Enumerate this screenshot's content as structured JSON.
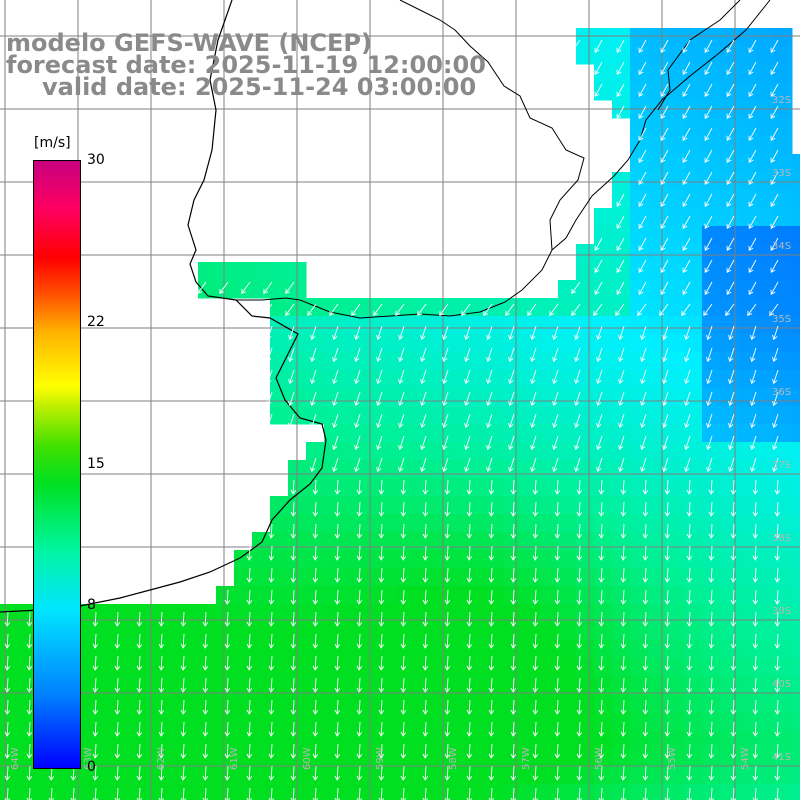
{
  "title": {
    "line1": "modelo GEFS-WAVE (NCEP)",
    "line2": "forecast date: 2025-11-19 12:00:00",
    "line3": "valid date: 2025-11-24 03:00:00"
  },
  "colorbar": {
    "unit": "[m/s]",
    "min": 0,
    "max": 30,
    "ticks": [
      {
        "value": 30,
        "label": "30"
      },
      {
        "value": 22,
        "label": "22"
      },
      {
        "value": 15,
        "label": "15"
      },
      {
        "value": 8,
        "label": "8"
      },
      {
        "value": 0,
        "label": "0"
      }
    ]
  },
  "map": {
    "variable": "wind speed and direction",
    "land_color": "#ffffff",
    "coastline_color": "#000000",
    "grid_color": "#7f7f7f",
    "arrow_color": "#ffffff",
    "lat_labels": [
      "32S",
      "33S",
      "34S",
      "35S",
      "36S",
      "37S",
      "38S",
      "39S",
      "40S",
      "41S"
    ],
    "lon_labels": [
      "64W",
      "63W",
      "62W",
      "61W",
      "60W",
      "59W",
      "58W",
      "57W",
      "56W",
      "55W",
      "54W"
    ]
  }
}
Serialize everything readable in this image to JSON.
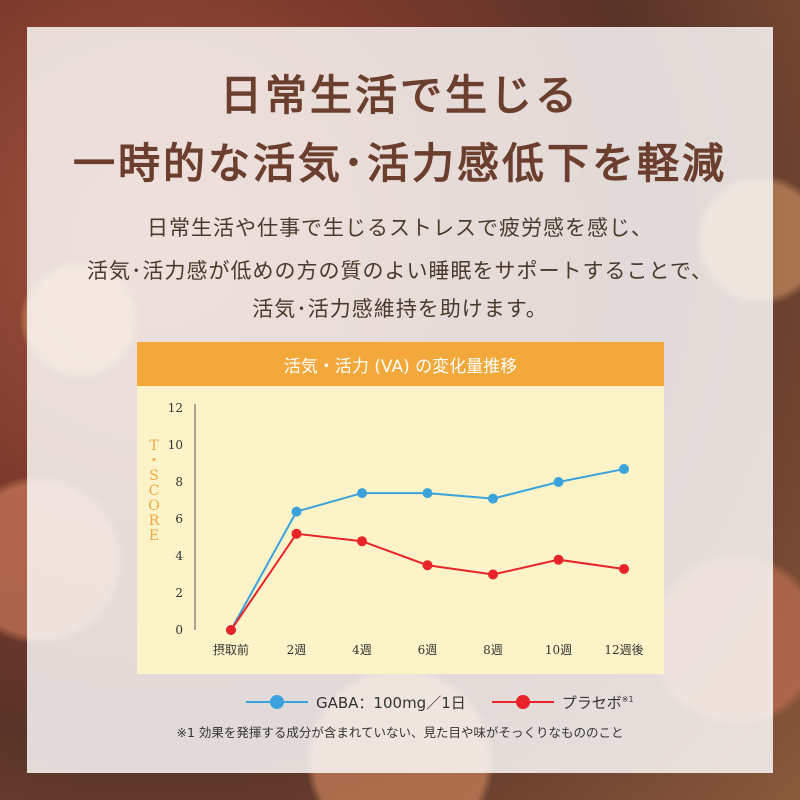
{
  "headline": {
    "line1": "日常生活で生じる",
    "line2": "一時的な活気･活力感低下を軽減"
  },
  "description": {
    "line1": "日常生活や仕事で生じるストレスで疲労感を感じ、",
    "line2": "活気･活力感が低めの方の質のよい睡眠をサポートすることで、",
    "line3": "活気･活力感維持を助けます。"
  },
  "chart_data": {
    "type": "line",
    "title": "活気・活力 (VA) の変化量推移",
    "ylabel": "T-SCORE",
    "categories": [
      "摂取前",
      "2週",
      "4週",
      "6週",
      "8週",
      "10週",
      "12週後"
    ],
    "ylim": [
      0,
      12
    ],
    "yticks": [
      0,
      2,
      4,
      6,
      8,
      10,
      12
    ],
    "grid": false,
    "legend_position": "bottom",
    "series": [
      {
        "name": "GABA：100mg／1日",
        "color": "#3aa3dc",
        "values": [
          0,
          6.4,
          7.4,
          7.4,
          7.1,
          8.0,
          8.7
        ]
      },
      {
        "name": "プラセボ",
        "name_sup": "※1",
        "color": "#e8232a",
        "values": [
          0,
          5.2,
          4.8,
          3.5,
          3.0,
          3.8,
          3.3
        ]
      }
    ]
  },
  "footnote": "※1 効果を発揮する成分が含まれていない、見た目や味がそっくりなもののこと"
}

▶ WRITTEN TASK
Quote each entry above verbatim and drop the pictures.

▶ EXERCISE RESPONSE
Enumerate this screenshot's content as structured JSON.
{
  "title": {
    "line1": "modelo GEFS-WAVE (NCEP)",
    "line2": "forecast date: 2025-11-19 12:00:00",
    "line3": "valid date: 2025-11-24 03:00:00"
  },
  "colorbar": {
    "unit": "[m/s]",
    "min": 0,
    "max": 30,
    "ticks": [
      {
        "value": 30,
        "label": "30"
      },
      {
        "value": 22,
        "label": "22"
      },
      {
        "value": 15,
        "label": "15"
      },
      {
        "value": 8,
        "label": "8"
      },
      {
        "value": 0,
        "label": "0"
      }
    ]
  },
  "map": {
    "variable": "wind speed and direction",
    "land_color": "#ffffff",
    "coastline_color": "#000000",
    "grid_color": "#7f7f7f",
    "arrow_color": "#ffffff",
    "lat_labels": [
      "32S",
      "33S",
      "34S",
      "35S",
      "36S",
      "37S",
      "38S",
      "39S",
      "40S",
      "41S"
    ],
    "lon_labels": [
      "64W",
      "63W",
      "62W",
      "61W",
      "60W",
      "59W",
      "58W",
      "57W",
      "56W",
      "55W",
      "54W"
    ]
  }
}
Serialize everything readable in this image to JSON.
{
  "headline": {
    "line1": "日常生活で生じる",
    "line2": "一時的な活気･活力感低下を軽減"
  },
  "description": {
    "line1": "日常生活や仕事で生じるストレスで疲労感を感じ、",
    "line2": "活気･活力感が低めの方の質のよい睡眠をサポートすることで、",
    "line3": "活気･活力感維持を助けます。"
  },
  "chart_data": {
    "type": "line",
    "title": "活気・活力 (VA) の変化量推移",
    "ylabel": "T-SCORE",
    "categories": [
      "摂取前",
      "2週",
      "4週",
      "6週",
      "8週",
      "10週",
      "12週後"
    ],
    "ylim": [
      0,
      12
    ],
    "yticks": [
      0,
      2,
      4,
      6,
      8,
      10,
      12
    ],
    "grid": false,
    "legend_position": "bottom",
    "series": [
      {
        "name": "GABA：100mg／1日",
        "color": "#3aa3dc",
        "values": [
          0,
          6.4,
          7.4,
          7.4,
          7.1,
          8.0,
          8.7
        ]
      },
      {
        "name": "プラセボ",
        "name_sup": "※1",
        "color": "#e8232a",
        "values": [
          0,
          5.2,
          4.8,
          3.5,
          3.0,
          3.8,
          3.3
        ]
      }
    ]
  },
  "footnote": "※1 効果を発揮する成分が含まれていない、見た目や味がそっくりなもののこと"
}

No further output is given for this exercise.